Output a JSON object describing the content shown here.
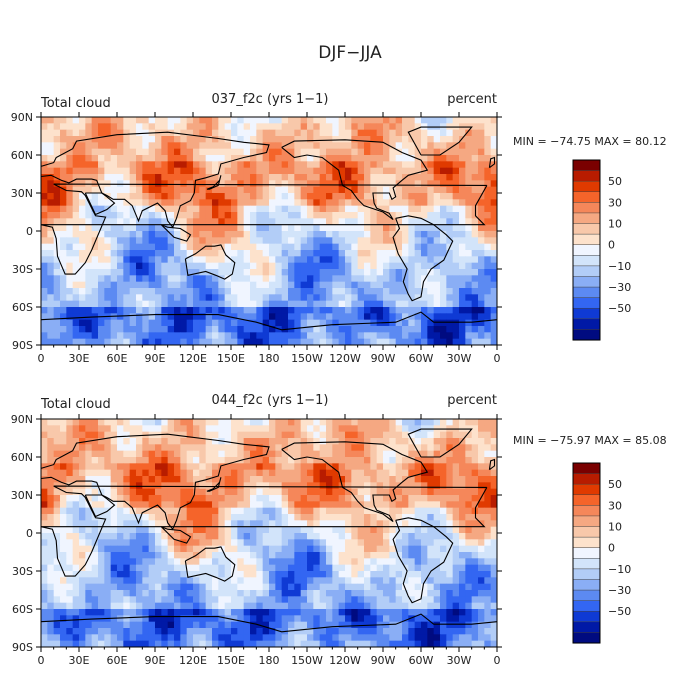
{
  "chart_data": {
    "type": "heatmap",
    "title": "DJF−JJA",
    "panels": [
      {
        "left_label": "Total cloud",
        "center_label": "037_f2c (yrs 1−1)",
        "right_label": "percent",
        "stats": "MIN = −74.75 MAX =  80.12",
        "min": -74.75,
        "max": 80.12,
        "seed": 1
      },
      {
        "left_label": "Total cloud",
        "center_label": "044_f2c (yrs 1−1)",
        "right_label": "percent",
        "stats": "MIN = −75.97 MAX =  85.08",
        "min": -75.97,
        "max": 85.08,
        "seed": 2
      }
    ],
    "x_ticks": [
      "0",
      "30E",
      "60E",
      "90E",
      "120E",
      "150E",
      "180",
      "150W",
      "120W",
      "90W",
      "60W",
      "30W",
      "0"
    ],
    "y_ticks": [
      "90N",
      "60N",
      "30N",
      "0",
      "30S",
      "60S",
      "90S"
    ],
    "x_range": [
      0,
      360
    ],
    "y_range": [
      -90,
      90
    ],
    "colorbar_labels": [
      "50",
      "30",
      "10",
      "0",
      "−10",
      "−30",
      "−50"
    ],
    "colorbar_colors": [
      "#7a0000",
      "#b81c00",
      "#e03a00",
      "#f5642a",
      "#f5875a",
      "#f5a882",
      "#f8c8aa",
      "#fde2cc",
      "#f0f5ff",
      "#d2e4fa",
      "#b2cdf7",
      "#8aaef5",
      "#5c8af2",
      "#3366f2",
      "#0f3ad4",
      "#0019a6",
      "#000b80"
    ]
  }
}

**Your instructions:** Using the material above, retype each entry exactly and omit the pictures.

**Task result:**
Output a JSON object describing the content shown here.
{
  "chart_data": {
    "type": "heatmap",
    "title": "DJF−JJA",
    "panels": [
      {
        "left_label": "Total cloud",
        "center_label": "037_f2c (yrs 1−1)",
        "right_label": "percent",
        "stats": "MIN = −74.75 MAX =  80.12",
        "min": -74.75,
        "max": 80.12,
        "seed": 1
      },
      {
        "left_label": "Total cloud",
        "center_label": "044_f2c (yrs 1−1)",
        "right_label": "percent",
        "stats": "MIN = −75.97 MAX =  85.08",
        "min": -75.97,
        "max": 85.08,
        "seed": 2
      }
    ],
    "x_ticks": [
      "0",
      "30E",
      "60E",
      "90E",
      "120E",
      "150E",
      "180",
      "150W",
      "120W",
      "90W",
      "60W",
      "30W",
      "0"
    ],
    "y_ticks": [
      "90N",
      "60N",
      "30N",
      "0",
      "30S",
      "60S",
      "90S"
    ],
    "x_range": [
      0,
      360
    ],
    "y_range": [
      -90,
      90
    ],
    "colorbar_labels": [
      "50",
      "30",
      "10",
      "0",
      "−10",
      "−30",
      "−50"
    ],
    "colorbar_colors": [
      "#7a0000",
      "#b81c00",
      "#e03a00",
      "#f5642a",
      "#f5875a",
      "#f5a882",
      "#f8c8aa",
      "#fde2cc",
      "#f0f5ff",
      "#d2e4fa",
      "#b2cdf7",
      "#8aaef5",
      "#5c8af2",
      "#3366f2",
      "#0f3ad4",
      "#0019a6",
      "#000b80"
    ]
  }
}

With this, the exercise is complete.